#### DO THIS
Give every line of the material again, exactly as written.

__________

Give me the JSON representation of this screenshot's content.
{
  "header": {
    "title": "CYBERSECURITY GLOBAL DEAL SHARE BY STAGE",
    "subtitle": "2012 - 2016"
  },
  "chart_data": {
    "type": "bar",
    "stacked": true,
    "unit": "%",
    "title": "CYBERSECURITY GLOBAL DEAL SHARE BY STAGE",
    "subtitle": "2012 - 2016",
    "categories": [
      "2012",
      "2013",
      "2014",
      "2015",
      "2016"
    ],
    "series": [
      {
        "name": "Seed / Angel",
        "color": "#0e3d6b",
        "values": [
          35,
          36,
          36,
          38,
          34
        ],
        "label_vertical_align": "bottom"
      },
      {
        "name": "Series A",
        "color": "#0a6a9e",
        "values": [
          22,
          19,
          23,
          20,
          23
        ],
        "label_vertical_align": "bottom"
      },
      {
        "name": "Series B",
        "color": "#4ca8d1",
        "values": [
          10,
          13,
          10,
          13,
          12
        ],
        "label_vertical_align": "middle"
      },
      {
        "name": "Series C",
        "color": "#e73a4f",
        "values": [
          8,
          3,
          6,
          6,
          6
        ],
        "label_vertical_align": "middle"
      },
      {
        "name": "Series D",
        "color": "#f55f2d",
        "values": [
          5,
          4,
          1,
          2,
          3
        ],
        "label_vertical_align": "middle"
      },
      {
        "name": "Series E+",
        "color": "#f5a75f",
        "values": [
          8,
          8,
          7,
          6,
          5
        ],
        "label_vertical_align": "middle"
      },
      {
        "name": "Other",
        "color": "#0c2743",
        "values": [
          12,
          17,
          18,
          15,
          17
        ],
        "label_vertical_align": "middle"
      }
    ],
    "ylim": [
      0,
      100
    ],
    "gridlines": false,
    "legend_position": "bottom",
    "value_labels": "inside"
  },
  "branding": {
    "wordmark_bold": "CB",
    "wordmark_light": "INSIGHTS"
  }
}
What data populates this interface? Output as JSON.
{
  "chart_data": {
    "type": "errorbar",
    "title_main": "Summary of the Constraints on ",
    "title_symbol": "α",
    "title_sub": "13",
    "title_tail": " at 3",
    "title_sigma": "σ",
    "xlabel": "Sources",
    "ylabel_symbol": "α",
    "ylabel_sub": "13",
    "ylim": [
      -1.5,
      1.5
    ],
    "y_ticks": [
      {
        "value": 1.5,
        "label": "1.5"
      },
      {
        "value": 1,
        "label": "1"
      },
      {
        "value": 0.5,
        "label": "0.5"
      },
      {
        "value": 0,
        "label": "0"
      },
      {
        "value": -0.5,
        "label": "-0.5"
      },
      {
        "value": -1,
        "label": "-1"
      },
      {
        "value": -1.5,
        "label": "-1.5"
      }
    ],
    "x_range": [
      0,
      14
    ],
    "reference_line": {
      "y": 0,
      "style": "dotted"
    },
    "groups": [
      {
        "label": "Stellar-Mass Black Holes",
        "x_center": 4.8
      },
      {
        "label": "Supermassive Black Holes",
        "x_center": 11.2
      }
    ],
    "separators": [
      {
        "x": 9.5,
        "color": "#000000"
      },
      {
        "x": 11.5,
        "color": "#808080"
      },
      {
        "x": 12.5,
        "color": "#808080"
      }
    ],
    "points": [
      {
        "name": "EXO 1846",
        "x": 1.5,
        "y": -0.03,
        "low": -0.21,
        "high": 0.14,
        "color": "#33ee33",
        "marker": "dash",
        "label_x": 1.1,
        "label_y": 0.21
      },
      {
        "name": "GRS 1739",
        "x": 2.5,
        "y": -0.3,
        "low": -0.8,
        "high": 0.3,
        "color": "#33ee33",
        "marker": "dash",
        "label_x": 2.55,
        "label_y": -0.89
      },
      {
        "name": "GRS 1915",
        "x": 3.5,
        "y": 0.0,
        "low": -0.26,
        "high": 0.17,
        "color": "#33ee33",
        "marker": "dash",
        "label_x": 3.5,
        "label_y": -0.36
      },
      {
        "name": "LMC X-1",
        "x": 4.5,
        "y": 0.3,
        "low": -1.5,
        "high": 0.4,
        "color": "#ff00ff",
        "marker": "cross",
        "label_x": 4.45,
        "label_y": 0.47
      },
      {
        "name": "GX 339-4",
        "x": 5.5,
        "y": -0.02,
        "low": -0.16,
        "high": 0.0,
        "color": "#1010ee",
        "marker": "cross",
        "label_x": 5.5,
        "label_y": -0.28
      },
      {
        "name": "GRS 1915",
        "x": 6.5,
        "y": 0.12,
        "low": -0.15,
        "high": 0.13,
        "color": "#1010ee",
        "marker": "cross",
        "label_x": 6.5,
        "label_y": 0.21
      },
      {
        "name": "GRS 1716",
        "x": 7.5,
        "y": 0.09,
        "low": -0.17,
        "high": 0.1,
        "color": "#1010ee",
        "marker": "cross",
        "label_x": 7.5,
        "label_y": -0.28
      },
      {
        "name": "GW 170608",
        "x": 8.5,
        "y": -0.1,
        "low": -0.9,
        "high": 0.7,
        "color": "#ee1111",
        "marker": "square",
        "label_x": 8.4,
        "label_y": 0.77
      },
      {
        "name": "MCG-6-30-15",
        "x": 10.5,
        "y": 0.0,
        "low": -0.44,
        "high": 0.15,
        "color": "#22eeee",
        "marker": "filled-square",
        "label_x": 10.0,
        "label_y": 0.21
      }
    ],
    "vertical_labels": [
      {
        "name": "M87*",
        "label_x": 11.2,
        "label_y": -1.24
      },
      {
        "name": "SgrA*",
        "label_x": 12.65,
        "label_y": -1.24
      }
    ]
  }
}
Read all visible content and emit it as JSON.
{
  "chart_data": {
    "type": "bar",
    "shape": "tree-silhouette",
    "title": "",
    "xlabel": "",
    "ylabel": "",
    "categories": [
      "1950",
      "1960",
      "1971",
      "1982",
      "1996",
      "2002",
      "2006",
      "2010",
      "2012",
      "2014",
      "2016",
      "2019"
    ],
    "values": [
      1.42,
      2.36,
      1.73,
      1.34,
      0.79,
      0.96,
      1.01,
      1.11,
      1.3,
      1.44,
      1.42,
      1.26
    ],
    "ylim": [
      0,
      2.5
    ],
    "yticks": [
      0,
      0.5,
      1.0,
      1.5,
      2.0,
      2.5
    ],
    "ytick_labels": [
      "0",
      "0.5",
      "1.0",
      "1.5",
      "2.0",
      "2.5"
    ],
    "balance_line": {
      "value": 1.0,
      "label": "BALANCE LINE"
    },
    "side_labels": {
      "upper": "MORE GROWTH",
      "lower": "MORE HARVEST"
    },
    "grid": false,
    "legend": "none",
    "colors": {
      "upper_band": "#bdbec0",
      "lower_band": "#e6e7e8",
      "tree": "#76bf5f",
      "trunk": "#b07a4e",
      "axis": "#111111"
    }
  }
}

__________

#### SOLVED EXERCISE
Give me the JSON representation of this screenshot's content.
{
  "header": {
    "title": "CYBERSECURITY GLOBAL DEAL SHARE BY STAGE",
    "subtitle": "2012 - 2016"
  },
  "chart_data": {
    "type": "bar",
    "stacked": true,
    "unit": "%",
    "title": "CYBERSECURITY GLOBAL DEAL SHARE BY STAGE",
    "subtitle": "2012 - 2016",
    "categories": [
      "2012",
      "2013",
      "2014",
      "2015",
      "2016"
    ],
    "series": [
      {
        "name": "Seed / Angel",
        "color": "#0e3d6b",
        "values": [
          35,
          36,
          36,
          38,
          34
        ],
        "label_vertical_align": "bottom"
      },
      {
        "name": "Series A",
        "color": "#0a6a9e",
        "values": [
          22,
          19,
          23,
          20,
          23
        ],
        "label_vertical_align": "bottom"
      },
      {
        "name": "Series B",
        "color": "#4ca8d1",
        "values": [
          10,
          13,
          10,
          13,
          12
        ],
        "label_vertical_align": "middle"
      },
      {
        "name": "Series C",
        "color": "#e73a4f",
        "values": [
          8,
          3,
          6,
          6,
          6
        ],
        "label_vertical_align": "middle"
      },
      {
        "name": "Series D",
        "color": "#f55f2d",
        "values": [
          5,
          4,
          1,
          2,
          3
        ],
        "label_vertical_align": "middle"
      },
      {
        "name": "Series E+",
        "color": "#f5a75f",
        "values": [
          8,
          8,
          7,
          6,
          5
        ],
        "label_vertical_align": "middle"
      },
      {
        "name": "Other",
        "color": "#0c2743",
        "values": [
          12,
          17,
          18,
          15,
          17
        ],
        "label_vertical_align": "middle"
      }
    ],
    "ylim": [
      0,
      100
    ],
    "gridlines": false,
    "legend_position": "bottom",
    "value_labels": "inside"
  },
  "branding": {
    "wordmark_bold": "CB",
    "wordmark_light": "INSIGHTS"
  }
}
What data populates this interface? Output as JSON.
{
  "chart_data": {
    "type": "errorbar",
    "title_main": "Summary of the Constraints on ",
    "title_symbol": "α",
    "title_sub": "13",
    "title_tail": " at 3",
    "title_sigma": "σ",
    "xlabel": "Sources",
    "ylabel_symbol": "α",
    "ylabel_sub": "13",
    "ylim": [
      -1.5,
      1.5
    ],
    "y_ticks": [
      {
        "value": 1.5,
        "label": "1.5"
      },
      {
        "value": 1,
        "label": "1"
      },
      {
        "value": 0.5,
        "label": "0.5"
      },
      {
        "value": 0,
        "label": "0"
      },
      {
        "value": -0.5,
        "label": "-0.5"
      },
      {
        "value": -1,
        "label": "-1"
      },
      {
        "value": -1.5,
        "label": "-1.5"
      }
    ],
    "x_range": [
      0,
      14
    ],
    "reference_line": {
      "y": 0,
      "style": "dotted"
    },
    "groups": [
      {
        "label": "Stellar-Mass Black Holes",
        "x_center": 4.8
      },
      {
        "label": "Supermassive Black Holes",
        "x_center": 11.2
      }
    ],
    "separators": [
      {
        "x": 9.5,
        "color": "#000000"
      },
      {
        "x": 11.5,
        "color": "#808080"
      },
      {
        "x": 12.5,
        "color": "#808080"
      }
    ],
    "points": [
      {
        "name": "EXO 1846",
        "x": 1.5,
        "y": -0.03,
        "low": -0.21,
        "high": 0.14,
        "color": "#33ee33",
        "marker": "dash",
        "label_x": 1.1,
        "label_y": 0.21
      },
      {
        "name": "GRS 1739",
        "x": 2.5,
        "y": -0.3,
        "low": -0.8,
        "high": 0.3,
        "color": "#33ee33",
        "marker": "dash",
        "label_x": 2.55,
        "label_y": -0.89
      },
      {
        "name": "GRS 1915",
        "x": 3.5,
        "y": 0.0,
        "low": -0.26,
        "high": 0.17,
        "color": "#33ee33",
        "marker": "dash",
        "label_x": 3.5,
        "label_y": -0.36
      },
      {
        "name": "LMC X-1",
        "x": 4.5,
        "y": 0.3,
        "low": -1.5,
        "high": 0.4,
        "color": "#ff00ff",
        "marker": "cross",
        "label_x": 4.45,
        "label_y": 0.47
      },
      {
        "name": "GX 339-4",
        "x": 5.5,
        "y": -0.02,
        "low": -0.16,
        "high": 0.0,
        "color": "#1010ee",
        "marker": "cross",
        "label_x": 5.5,
        "label_y": -0.28
      },
      {
        "name": "GRS 1915",
        "x": 6.5,
        "y": 0.12,
        "low": -0.15,
        "high": 0.13,
        "color": "#1010ee",
        "marker": "cross",
        "label_x": 6.5,
        "label_y": 0.21
      },
      {
        "name": "GRS 1716",
        "x": 7.5,
        "y": 0.09,
        "low": -0.17,
        "high": 0.1,
        "color": "#1010ee",
        "marker": "cross",
        "label_x": 7.5,
        "label_y": -0.28
      },
      {
        "name": "GW 170608",
        "x": 8.5,
        "y": -0.1,
        "low": -0.9,
        "high": 0.7,
        "color": "#ee1111",
        "marker": "square",
        "label_x": 8.4,
        "label_y": 0.77
      },
      {
        "name": "MCG-6-30-15",
        "x": 10.5,
        "y": 0.0,
        "low": -0.44,
        "high": 0.15,
        "color": "#22eeee",
        "marker": "filled-square",
        "label_x": 10.0,
        "label_y": 0.21
      }
    ],
    "vertical_labels": [
      {
        "name": "M87*",
        "label_x": 11.2,
        "label_y": -1.24
      },
      {
        "name": "SgrA*",
        "label_x": 12.65,
        "label_y": -1.24
      }
    ]
  }
}
Read all visible content and emit it as JSON.
{
  "chart_data": {
    "type": "bar",
    "shape": "tree-silhouette",
    "title": "",
    "xlabel": "",
    "ylabel": "",
    "categories": [
      "1950",
      "1960",
      "1971",
      "1982",
      "1996",
      "2002",
      "2006",
      "2010",
      "2012",
      "2014",
      "2016",
      "2019"
    ],
    "values": [
      1.42,
      2.36,
      1.73,
      1.34,
      0.79,
      0.96,
      1.01,
      1.11,
      1.3,
      1.44,
      1.42,
      1.26
    ],
    "ylim": [
      0,
      2.5
    ],
    "yticks": [
      0,
      0.5,
      1.0,
      1.5,
      2.0,
      2.5
    ],
    "ytick_labels": [
      "0",
      "0.5",
      "1.0",
      "1.5",
      "2.0",
      "2.5"
    ],
    "balance_line": {
      "value": 1.0,
      "label": "BALANCE LINE"
    },
    "side_labels": {
      "upper": "MORE GROWTH",
      "lower": "MORE HARVEST"
    },
    "grid": false,
    "legend": "none",
    "colors": {
      "upper_band": "#bdbec0",
      "lower_band": "#e6e7e8",
      "tree": "#76bf5f",
      "trunk": "#b07a4e",
      "axis": "#111111"
    }
  }
}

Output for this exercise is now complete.